(WHAT NEEDS TO BE DONE): Copy each line that holds "training".

□ □ □

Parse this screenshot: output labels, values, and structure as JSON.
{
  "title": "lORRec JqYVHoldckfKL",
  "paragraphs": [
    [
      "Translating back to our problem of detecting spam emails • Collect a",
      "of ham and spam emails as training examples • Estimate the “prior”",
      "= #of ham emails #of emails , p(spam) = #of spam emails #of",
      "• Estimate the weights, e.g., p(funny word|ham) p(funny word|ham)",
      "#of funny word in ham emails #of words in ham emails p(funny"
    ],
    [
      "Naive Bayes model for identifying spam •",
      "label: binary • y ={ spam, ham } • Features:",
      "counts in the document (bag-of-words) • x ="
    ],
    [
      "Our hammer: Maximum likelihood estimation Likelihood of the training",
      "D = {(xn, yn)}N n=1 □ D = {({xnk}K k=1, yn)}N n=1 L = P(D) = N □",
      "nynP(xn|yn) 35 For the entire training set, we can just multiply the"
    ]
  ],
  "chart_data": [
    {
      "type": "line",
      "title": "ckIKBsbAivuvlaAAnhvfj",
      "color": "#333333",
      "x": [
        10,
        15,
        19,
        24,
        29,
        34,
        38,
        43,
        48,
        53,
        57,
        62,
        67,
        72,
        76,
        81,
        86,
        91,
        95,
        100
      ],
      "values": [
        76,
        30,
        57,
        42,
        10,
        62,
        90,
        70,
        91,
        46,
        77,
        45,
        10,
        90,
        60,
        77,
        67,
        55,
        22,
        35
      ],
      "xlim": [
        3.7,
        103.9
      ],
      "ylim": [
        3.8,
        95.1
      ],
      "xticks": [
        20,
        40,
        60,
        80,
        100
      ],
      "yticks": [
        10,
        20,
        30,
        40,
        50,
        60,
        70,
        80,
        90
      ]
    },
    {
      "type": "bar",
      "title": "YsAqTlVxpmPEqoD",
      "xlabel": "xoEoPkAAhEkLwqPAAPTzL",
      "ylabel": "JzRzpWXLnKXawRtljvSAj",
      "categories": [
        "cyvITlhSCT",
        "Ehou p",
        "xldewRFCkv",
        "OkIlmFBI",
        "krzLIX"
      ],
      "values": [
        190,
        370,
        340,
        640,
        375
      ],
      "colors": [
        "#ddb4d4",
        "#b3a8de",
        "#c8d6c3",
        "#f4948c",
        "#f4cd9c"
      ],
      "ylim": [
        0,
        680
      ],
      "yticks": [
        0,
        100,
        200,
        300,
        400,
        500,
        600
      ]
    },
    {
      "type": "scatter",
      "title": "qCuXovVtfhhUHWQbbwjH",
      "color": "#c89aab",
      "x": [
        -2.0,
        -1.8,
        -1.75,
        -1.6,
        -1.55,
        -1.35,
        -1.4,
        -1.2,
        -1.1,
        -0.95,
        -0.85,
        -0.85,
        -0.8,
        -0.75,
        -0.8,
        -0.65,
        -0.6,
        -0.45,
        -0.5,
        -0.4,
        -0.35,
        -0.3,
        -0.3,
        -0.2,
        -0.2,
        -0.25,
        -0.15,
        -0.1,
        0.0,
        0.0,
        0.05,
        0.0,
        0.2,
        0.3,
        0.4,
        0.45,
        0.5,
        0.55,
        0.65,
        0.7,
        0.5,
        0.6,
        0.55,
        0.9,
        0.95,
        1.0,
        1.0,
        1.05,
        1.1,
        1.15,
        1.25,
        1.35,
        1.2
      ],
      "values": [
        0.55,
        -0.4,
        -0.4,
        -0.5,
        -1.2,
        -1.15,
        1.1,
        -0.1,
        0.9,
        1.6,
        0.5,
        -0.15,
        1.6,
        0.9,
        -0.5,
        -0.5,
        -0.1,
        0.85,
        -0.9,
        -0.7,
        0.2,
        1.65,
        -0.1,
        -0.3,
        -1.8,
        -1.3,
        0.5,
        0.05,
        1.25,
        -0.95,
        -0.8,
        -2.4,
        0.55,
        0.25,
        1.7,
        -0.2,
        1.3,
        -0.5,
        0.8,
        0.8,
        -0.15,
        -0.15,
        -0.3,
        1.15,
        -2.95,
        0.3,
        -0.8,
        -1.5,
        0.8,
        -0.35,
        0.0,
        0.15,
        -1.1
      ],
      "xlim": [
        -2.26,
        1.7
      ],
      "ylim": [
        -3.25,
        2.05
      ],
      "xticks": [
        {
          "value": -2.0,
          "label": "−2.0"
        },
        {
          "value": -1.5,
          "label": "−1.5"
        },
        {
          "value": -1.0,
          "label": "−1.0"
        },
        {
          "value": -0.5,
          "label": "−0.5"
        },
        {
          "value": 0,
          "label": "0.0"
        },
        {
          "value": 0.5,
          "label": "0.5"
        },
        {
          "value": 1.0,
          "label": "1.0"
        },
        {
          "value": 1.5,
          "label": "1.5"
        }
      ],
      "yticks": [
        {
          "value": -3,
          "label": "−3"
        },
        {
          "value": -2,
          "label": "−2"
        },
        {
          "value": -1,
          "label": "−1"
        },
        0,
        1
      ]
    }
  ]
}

□ □ □

(SOLUTION BELOW):
      "of ham and spam emails as training examples • Estimate the “prior”",
      "Our hammer: Maximum likelihood estimation Likelihood of the training",
      "nynP(xn|yn) 35 For the entire training set, we can just multiply the"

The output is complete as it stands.